### Instructions for the task
Please pick up the description of the Power, Inequality and Activism research group after its last sentence and keep writing it.

[Passage provided — start]

Power, Inequality and Activism (PIA)

Power, Inequality and Activism (PIA) is a research and scholarship group that investigates, critiques and illuminates how knowledge and inequalities create, shape and maintain the world of education and practically responds to and changes this through sharing research evidence, theory and activist resistance.

Currently, PIA’s core interests are as follows:

  • Identifying and conceptualising how inequalities are produced and reproduced via education and the role of educational research and practice in challenging these inequalities.
  • Creating and promoting more equitable and democratic forms of education, locally, nationally, and globally.
  • Enhancing the field's response to equitable education reform and emergent issues facing education.

By education we mean formal (eg schooling), informal and non-formal and the mechanisms and practices that shape these activities.

Through collaboratively revealing and responding to educational inequalities, as a public purpose, PIA aims to break down barriers, improve lives and strengthen the relationship between the University, the city region and local communities.

Current/Indicative examples of PIA research

Current/Indicative examples of PIA research include:

  • Local Matters

    Granted The University of Manchester Humanities Impact Award in 2021, this is a research programme that works alongside school staff to investigate and explore what we know about (child) poverty (locally and nationally), trains participants in social research methods, explores the local poverty context and then applies this knowledge and research skill, through action research, to make changes to school practice and policy. It trains school staff and the school community to be locally embedded social justice researchers. Local Matters works across a range of Local Authorities, Diocese bodies and in partnership with the National Education Union and The Tutor Trust.

[Passage provided — finish]
[Exercise data — start]

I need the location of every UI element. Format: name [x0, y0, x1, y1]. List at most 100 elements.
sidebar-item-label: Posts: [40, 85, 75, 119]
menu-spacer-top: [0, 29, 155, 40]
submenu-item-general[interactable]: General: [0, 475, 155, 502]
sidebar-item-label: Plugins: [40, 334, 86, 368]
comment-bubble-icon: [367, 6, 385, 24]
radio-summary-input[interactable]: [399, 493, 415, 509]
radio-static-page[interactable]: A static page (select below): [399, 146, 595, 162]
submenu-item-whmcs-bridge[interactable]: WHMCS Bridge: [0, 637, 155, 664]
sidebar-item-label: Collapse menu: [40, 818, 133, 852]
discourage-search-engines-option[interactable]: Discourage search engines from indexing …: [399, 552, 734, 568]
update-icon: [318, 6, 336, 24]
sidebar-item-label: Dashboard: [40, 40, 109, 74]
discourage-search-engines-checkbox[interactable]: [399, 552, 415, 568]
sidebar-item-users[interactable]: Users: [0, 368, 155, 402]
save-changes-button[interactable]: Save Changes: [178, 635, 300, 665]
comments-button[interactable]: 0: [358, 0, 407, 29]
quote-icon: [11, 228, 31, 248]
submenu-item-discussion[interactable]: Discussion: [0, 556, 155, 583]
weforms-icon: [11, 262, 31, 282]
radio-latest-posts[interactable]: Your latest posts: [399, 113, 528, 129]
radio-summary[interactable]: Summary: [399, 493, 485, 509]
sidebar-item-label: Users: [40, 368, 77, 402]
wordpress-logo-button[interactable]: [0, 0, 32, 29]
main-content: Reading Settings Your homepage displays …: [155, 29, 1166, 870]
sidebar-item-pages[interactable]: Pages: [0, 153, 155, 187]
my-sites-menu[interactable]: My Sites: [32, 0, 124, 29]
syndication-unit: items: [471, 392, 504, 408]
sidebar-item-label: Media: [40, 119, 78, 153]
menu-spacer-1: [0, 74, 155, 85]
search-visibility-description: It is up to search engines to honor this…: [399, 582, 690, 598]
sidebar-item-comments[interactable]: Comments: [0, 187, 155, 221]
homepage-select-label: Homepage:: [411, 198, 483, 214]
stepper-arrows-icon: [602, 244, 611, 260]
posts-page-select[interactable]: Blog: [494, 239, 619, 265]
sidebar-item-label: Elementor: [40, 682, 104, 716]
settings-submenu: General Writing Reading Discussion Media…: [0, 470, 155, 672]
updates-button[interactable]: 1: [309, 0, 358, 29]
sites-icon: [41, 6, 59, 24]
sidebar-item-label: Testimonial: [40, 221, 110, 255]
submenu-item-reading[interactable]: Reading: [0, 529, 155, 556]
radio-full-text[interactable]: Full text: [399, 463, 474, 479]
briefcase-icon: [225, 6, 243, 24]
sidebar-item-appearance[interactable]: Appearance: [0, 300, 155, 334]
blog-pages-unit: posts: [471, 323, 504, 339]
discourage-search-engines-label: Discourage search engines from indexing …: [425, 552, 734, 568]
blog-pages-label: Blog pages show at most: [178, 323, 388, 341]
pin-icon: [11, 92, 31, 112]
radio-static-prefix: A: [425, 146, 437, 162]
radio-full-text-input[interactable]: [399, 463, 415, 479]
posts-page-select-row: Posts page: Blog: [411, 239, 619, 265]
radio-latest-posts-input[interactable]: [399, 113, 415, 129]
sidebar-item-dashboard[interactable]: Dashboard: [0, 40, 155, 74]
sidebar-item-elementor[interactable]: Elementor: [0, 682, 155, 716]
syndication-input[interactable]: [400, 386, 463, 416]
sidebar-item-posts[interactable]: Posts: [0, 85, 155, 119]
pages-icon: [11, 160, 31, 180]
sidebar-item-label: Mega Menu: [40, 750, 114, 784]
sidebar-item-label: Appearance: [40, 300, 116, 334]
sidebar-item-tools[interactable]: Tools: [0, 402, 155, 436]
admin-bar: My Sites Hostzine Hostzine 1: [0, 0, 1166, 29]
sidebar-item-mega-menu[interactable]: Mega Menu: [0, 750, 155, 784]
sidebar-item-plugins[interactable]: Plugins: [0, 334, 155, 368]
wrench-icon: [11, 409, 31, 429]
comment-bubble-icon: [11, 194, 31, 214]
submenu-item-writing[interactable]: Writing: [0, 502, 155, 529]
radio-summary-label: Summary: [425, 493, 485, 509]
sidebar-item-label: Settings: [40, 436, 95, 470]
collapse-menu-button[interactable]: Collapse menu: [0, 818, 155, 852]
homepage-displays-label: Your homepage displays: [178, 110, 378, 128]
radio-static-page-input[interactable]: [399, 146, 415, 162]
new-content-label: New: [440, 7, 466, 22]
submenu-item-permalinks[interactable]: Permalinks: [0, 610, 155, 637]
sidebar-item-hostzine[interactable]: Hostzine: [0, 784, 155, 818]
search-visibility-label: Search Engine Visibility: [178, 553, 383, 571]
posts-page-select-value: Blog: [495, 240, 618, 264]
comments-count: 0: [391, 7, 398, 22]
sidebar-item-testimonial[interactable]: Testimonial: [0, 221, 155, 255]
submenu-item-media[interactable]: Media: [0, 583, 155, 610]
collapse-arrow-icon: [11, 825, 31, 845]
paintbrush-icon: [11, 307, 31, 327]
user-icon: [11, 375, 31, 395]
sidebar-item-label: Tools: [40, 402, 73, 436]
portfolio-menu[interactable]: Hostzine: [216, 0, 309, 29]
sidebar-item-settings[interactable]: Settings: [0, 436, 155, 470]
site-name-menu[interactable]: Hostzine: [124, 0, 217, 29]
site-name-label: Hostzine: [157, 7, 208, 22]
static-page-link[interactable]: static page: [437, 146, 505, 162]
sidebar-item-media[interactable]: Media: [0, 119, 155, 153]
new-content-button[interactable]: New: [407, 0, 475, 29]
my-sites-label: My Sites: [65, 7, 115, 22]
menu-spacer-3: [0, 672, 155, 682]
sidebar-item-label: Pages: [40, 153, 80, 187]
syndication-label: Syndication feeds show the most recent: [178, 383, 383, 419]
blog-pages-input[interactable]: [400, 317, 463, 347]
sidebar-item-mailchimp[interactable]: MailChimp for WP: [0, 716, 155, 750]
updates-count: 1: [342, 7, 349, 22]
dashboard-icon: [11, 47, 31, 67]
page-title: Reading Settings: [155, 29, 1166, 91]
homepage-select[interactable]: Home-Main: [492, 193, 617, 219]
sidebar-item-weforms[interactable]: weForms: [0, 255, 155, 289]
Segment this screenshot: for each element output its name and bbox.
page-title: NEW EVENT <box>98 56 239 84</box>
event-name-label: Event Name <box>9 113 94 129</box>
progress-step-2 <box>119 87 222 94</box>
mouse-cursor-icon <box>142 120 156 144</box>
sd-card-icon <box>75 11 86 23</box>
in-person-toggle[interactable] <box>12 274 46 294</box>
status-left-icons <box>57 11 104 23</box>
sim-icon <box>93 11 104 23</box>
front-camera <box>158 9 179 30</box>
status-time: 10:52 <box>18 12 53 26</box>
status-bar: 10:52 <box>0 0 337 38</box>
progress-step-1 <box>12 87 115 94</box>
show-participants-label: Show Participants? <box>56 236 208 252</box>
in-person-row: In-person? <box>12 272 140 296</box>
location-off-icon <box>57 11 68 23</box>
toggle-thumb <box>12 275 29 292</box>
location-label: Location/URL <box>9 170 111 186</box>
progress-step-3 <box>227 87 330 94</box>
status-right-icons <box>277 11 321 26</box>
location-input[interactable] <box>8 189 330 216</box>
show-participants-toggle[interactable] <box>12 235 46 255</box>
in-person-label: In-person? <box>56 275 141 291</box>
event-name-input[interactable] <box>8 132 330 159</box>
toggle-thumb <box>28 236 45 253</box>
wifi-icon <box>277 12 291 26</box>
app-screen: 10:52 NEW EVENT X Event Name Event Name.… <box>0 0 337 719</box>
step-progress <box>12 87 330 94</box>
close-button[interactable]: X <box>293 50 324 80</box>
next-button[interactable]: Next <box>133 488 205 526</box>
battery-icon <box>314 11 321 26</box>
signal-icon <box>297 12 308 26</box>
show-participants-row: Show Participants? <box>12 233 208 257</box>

[Exercise data — finish]

### Result of this task
  • The PACCT (Pakistani Community Calls to Action) Project

    Focused on educational, social and health care responses to the pandemic. This generated ‘calls to action’ co-produced with marginalised members of the Rochdale Pakistani communities. Its remit extended beyond formal education to consider social and health care, media and local and national policy; and also highlighted how specific (COVID) insults and challenges reactivated and connected with longstanding racialised traumas and alienation. Aimed to be participatory and to help support better service access and recognition of community needs and strengths. For the report, and related ‘calls to action’, see the above link and the PACCTProject Twitter account.

  • Superdiversity and traditional Muslim Healing Practices in Greater Manchester

    This (British Academy-funded) project engages and subverts the local/global binary to analyse practices of minoritized cultural healing practices in the UK. It is framed by an understanding of how migration of peoples has produced fruitful new cultural blends of health and mental health practices. The focus of this project was Hijama (cupping), as one expanding arena; attending to (gendered) diversities of practices; hybrid influences and the transnational relationships involved. For further information please contact erica.burman@manchester.ac.uk or rubina.jasani@manchester.ac.uk.

  • Going beyond the gender binary: conceptualising and operationalising the gender construct for educational (STEM) research

    This recently funded pump priming project proposes to build, validate and implement measurement instrument(s) that better conceptualise and operationalise gender as a social/cultural construct. The aim is to develop this methodology to investigate adolescents’ peer group relations and their role in shaping aspirations and dispositions to study Science Technology Engineering and Mathematics (STEM) subjects. This builds on a body of work by the same team that focuses on students’ affective relationships with mathematics and other STEM subjects and how these are mediated by complex intersectionalities of class, gender, ethnicity and place. See for instance our previous projects - Teleprism and Transmaths.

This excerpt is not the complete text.